**Information provided:**
....
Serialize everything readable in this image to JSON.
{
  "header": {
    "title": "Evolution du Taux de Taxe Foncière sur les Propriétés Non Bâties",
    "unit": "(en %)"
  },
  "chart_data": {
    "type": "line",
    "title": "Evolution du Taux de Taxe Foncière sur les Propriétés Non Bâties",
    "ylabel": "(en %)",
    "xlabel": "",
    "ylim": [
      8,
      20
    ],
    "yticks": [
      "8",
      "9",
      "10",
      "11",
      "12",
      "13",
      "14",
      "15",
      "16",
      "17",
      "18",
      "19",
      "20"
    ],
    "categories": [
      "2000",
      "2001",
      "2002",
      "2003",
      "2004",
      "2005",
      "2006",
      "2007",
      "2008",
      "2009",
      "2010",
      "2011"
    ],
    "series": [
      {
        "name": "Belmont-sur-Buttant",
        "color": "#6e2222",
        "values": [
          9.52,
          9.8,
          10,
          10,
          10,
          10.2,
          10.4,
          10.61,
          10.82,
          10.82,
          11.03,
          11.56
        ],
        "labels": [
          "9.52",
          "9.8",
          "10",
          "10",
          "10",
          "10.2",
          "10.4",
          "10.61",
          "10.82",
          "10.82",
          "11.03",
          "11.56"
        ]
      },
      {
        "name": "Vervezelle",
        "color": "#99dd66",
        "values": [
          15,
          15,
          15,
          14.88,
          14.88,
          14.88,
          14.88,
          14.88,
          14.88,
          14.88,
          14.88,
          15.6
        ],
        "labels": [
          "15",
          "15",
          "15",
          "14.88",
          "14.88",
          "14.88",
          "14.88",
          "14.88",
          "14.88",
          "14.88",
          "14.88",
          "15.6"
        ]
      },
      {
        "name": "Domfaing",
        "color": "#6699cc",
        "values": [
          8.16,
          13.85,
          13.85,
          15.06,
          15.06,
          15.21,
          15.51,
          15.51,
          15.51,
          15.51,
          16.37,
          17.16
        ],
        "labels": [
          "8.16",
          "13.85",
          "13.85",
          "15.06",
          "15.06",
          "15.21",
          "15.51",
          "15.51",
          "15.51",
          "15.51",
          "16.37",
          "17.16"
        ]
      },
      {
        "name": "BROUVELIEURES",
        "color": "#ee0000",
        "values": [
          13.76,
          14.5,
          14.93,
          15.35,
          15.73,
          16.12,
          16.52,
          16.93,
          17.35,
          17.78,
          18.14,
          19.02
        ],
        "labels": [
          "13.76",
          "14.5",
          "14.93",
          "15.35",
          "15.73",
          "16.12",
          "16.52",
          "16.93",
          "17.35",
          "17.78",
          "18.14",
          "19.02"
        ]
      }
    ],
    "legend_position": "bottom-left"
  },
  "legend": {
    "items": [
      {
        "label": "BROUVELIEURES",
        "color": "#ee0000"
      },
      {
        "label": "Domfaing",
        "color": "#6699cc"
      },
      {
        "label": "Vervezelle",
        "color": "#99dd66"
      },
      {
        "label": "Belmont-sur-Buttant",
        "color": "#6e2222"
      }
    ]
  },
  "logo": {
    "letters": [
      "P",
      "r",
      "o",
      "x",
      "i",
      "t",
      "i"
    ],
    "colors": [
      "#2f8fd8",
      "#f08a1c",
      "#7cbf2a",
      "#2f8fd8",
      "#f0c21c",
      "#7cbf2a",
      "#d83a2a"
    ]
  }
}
....
**Required work:** Would you write down every record again, exactly?

**Response for this exercise:**
Serialize everything readable in this image to JSON.
{
  "header": {
    "title": "Evolution du Taux de Taxe Foncière sur les Propriétés Non Bâties",
    "unit": "(en %)"
  },
  "chart_data": {
    "type": "line",
    "title": "Evolution du Taux de Taxe Foncière sur les Propriétés Non Bâties",
    "ylabel": "(en %)",
    "xlabel": "",
    "ylim": [
      8,
      20
    ],
    "yticks": [
      "8",
      "9",
      "10",
      "11",
      "12",
      "13",
      "14",
      "15",
      "16",
      "17",
      "18",
      "19",
      "20"
    ],
    "categories": [
      "2000",
      "2001",
      "2002",
      "2003",
      "2004",
      "2005",
      "2006",
      "2007",
      "2008",
      "2009",
      "2010",
      "2011"
    ],
    "series": [
      {
        "name": "Belmont-sur-Buttant",
        "color": "#6e2222",
        "values": [
          9.52,
          9.8,
          10,
          10,
          10,
          10.2,
          10.4,
          10.61,
          10.82,
          10.82,
          11.03,
          11.56
        ],
        "labels": [
          "9.52",
          "9.8",
          "10",
          "10",
          "10",
          "10.2",
          "10.4",
          "10.61",
          "10.82",
          "10.82",
          "11.03",
          "11.56"
        ]
      },
      {
        "name": "Vervezelle",
        "color": "#99dd66",
        "values": [
          15,
          15,
          15,
          14.88,
          14.88,
          14.88,
          14.88,
          14.88,
          14.88,
          14.88,
          14.88,
          15.6
        ],
        "labels": [
          "15",
          "15",
          "15",
          "14.88",
          "14.88",
          "14.88",
          "14.88",
          "14.88",
          "14.88",
          "14.88",
          "14.88",
          "15.6"
        ]
      },
      {
        "name": "Domfaing",
        "color": "#6699cc",
        "values": [
          8.16,
          13.85,
          13.85,
          15.06,
          15.06,
          15.21,
          15.51,
          15.51,
          15.51,
          15.51,
          16.37,
          17.16
        ],
        "labels": [
          "8.16",
          "13.85",
          "13.85",
          "15.06",
          "15.06",
          "15.21",
          "15.51",
          "15.51",
          "15.51",
          "15.51",
          "16.37",
          "17.16"
        ]
      },
      {
        "name": "BROUVELIEURES",
        "color": "#ee0000",
        "values": [
          13.76,
          14.5,
          14.93,
          15.35,
          15.73,
          16.12,
          16.52,
          16.93,
          17.35,
          17.78,
          18.14,
          19.02
        ],
        "labels": [
          "13.76",
          "14.5",
          "14.93",
          "15.35",
          "15.73",
          "16.12",
          "16.52",
          "16.93",
          "17.35",
          "17.78",
          "18.14",
          "19.02"
        ]
      }
    ],
    "legend_position": "bottom-left"
  },
  "legend": {
    "items": [
      {
        "label": "BROUVELIEURES",
        "color": "#ee0000"
      },
      {
        "label": "Domfaing",
        "color": "#6699cc"
      },
      {
        "label": "Vervezelle",
        "color": "#99dd66"
      },
      {
        "label": "Belmont-sur-Buttant",
        "color": "#6e2222"
      }
    ]
  },
  "logo": {
    "letters": [
      "P",
      "r",
      "o",
      "x",
      "i",
      "t",
      "i"
    ],
    "colors": [
      "#2f8fd8",
      "#f08a1c",
      "#7cbf2a",
      "#2f8fd8",
      "#f0c21c",
      "#7cbf2a",
      "#d83a2a"
    ]
  }
}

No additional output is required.